[Structured figure records]
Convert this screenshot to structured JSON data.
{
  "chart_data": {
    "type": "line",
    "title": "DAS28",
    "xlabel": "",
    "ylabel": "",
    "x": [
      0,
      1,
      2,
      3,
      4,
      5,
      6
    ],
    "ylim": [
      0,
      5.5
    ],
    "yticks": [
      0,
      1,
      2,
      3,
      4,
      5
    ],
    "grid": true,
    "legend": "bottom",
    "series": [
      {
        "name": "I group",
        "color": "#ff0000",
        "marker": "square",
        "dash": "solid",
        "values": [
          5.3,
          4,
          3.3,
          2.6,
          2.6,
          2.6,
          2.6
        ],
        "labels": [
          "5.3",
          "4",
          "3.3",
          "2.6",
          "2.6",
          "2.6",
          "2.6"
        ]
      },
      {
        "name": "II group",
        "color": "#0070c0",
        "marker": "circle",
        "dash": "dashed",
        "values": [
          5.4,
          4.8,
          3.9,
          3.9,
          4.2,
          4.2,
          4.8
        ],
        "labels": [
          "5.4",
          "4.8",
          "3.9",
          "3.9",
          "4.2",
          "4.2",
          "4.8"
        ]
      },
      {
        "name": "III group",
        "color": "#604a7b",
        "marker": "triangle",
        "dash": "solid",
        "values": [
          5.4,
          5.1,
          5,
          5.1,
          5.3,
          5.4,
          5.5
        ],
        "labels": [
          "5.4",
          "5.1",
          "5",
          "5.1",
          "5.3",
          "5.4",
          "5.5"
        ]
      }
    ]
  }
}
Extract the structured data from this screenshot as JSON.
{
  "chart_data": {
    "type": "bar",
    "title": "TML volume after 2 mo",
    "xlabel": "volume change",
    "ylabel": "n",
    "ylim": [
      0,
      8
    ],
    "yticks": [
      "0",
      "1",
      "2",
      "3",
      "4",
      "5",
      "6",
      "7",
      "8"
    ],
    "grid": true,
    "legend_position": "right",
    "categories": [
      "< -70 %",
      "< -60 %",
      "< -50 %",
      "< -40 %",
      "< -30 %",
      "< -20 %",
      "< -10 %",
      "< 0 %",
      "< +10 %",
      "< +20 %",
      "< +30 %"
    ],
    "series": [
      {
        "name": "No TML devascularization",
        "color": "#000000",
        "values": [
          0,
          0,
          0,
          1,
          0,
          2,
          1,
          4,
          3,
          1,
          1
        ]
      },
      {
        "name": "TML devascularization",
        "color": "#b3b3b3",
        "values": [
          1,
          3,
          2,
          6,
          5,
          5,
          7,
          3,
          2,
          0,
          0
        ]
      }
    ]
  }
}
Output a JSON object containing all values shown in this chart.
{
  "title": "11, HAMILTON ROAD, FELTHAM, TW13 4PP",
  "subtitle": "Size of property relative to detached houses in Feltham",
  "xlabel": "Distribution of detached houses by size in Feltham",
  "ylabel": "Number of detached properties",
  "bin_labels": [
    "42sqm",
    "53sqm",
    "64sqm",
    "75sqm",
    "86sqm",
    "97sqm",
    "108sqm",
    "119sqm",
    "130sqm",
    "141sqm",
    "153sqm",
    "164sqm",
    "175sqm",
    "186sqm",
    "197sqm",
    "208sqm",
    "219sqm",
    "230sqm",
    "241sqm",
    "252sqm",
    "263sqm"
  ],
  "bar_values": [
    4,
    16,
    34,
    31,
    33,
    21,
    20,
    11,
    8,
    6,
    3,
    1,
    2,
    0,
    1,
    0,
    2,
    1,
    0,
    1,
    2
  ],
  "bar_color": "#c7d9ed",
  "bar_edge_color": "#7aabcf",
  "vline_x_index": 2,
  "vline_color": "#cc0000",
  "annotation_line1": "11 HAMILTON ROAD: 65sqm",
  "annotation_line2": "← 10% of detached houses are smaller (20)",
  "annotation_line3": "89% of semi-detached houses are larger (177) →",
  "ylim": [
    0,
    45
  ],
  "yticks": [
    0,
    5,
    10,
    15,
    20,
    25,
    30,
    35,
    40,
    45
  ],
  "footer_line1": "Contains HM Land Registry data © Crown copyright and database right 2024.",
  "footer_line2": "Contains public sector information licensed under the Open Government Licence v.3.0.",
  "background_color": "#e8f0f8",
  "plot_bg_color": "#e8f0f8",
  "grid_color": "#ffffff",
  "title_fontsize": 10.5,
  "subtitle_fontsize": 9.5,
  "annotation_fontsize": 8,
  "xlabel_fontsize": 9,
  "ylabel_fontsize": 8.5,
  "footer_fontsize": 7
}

• **Work required**
Make an exact copy of the data above.

• **Response to this task**
Convert this screenshot to structured JSON data.
{
  "chart_data": {
    "type": "line",
    "title": "DAS28",
    "xlabel": "",
    "ylabel": "",
    "x": [
      0,
      1,
      2,
      3,
      4,
      5,
      6
    ],
    "ylim": [
      0,
      5.5
    ],
    "yticks": [
      0,
      1,
      2,
      3,
      4,
      5
    ],
    "grid": true,
    "legend": "bottom",
    "series": [
      {
        "name": "I group",
        "color": "#ff0000",
        "marker": "square",
        "dash": "solid",
        "values": [
          5.3,
          4,
          3.3,
          2.6,
          2.6,
          2.6,
          2.6
        ],
        "labels": [
          "5.3",
          "4",
          "3.3",
          "2.6",
          "2.6",
          "2.6",
          "2.6"
        ]
      },
      {
        "name": "II group",
        "color": "#0070c0",
        "marker": "circle",
        "dash": "dashed",
        "values": [
          5.4,
          4.8,
          3.9,
          3.9,
          4.2,
          4.2,
          4.8
        ],
        "labels": [
          "5.4",
          "4.8",
          "3.9",
          "3.9",
          "4.2",
          "4.2",
          "4.8"
        ]
      },
      {
        "name": "III group",
        "color": "#604a7b",
        "marker": "triangle",
        "dash": "solid",
        "values": [
          5.4,
          5.1,
          5,
          5.1,
          5.3,
          5.4,
          5.5
        ],
        "labels": [
          "5.4",
          "5.1",
          "5",
          "5.1",
          "5.3",
          "5.4",
          "5.5"
        ]
      }
    ]
  }
}
Extract the structured data from this screenshot as JSON.
{
  "chart_data": {
    "type": "bar",
    "title": "TML volume after 2 mo",
    "xlabel": "volume change",
    "ylabel": "n",
    "ylim": [
      0,
      8
    ],
    "yticks": [
      "0",
      "1",
      "2",
      "3",
      "4",
      "5",
      "6",
      "7",
      "8"
    ],
    "grid": true,
    "legend_position": "right",
    "categories": [
      "< -70 %",
      "< -60 %",
      "< -50 %",
      "< -40 %",
      "< -30 %",
      "< -20 %",
      "< -10 %",
      "< 0 %",
      "< +10 %",
      "< +20 %",
      "< +30 %"
    ],
    "series": [
      {
        "name": "No TML devascularization",
        "color": "#000000",
        "values": [
          0,
          0,
          0,
          1,
          0,
          2,
          1,
          4,
          3,
          1,
          1
        ]
      },
      {
        "name": "TML devascularization",
        "color": "#b3b3b3",
        "values": [
          1,
          3,
          2,
          6,
          5,
          5,
          7,
          3,
          2,
          0,
          0
        ]
      }
    ]
  }
}
Output a JSON object containing all values shown in this chart.
{
  "title": "11, HAMILTON ROAD, FELTHAM, TW13 4PP",
  "subtitle": "Size of property relative to detached houses in Feltham",
  "xlabel": "Distribution of detached houses by size in Feltham",
  "ylabel": "Number of detached properties",
  "bin_labels": [
    "42sqm",
    "53sqm",
    "64sqm",
    "75sqm",
    "86sqm",
    "97sqm",
    "108sqm",
    "119sqm",
    "130sqm",
    "141sqm",
    "153sqm",
    "164sqm",
    "175sqm",
    "186sqm",
    "197sqm",
    "208sqm",
    "219sqm",
    "230sqm",
    "241sqm",
    "252sqm",
    "263sqm"
  ],
  "bar_values": [
    4,
    16,
    34,
    31,
    33,
    21,
    20,
    11,
    8,
    6,
    3,
    1,
    2,
    0,
    1,
    0,
    2,
    1,
    0,
    1,
    2
  ],
  "bar_color": "#c7d9ed",
  "bar_edge_color": "#7aabcf",
  "vline_x_index": 2,
  "vline_color": "#cc0000",
  "annotation_line1": "11 HAMILTON ROAD: 65sqm",
  "annotation_line2": "← 10% of detached houses are smaller (20)",
  "annotation_line3": "89% of semi-detached houses are larger (177) →",
  "ylim": [
    0,
    45
  ],
  "yticks": [
    0,
    5,
    10,
    15,
    20,
    25,
    30,
    35,
    40,
    45
  ],
  "footer_line1": "Contains HM Land Registry data © Crown copyright and database right 2024.",
  "footer_line2": "Contains public sector information licensed under the Open Government Licence v.3.0.",
  "background_color": "#e8f0f8",
  "plot_bg_color": "#e8f0f8",
  "grid_color": "#ffffff",
  "title_fontsize": 10.5,
  "subtitle_fontsize": 9.5,
  "annotation_fontsize": 8,
  "xlabel_fontsize": 9,
  "ylabel_fontsize": 8.5,
  "footer_fontsize": 7
}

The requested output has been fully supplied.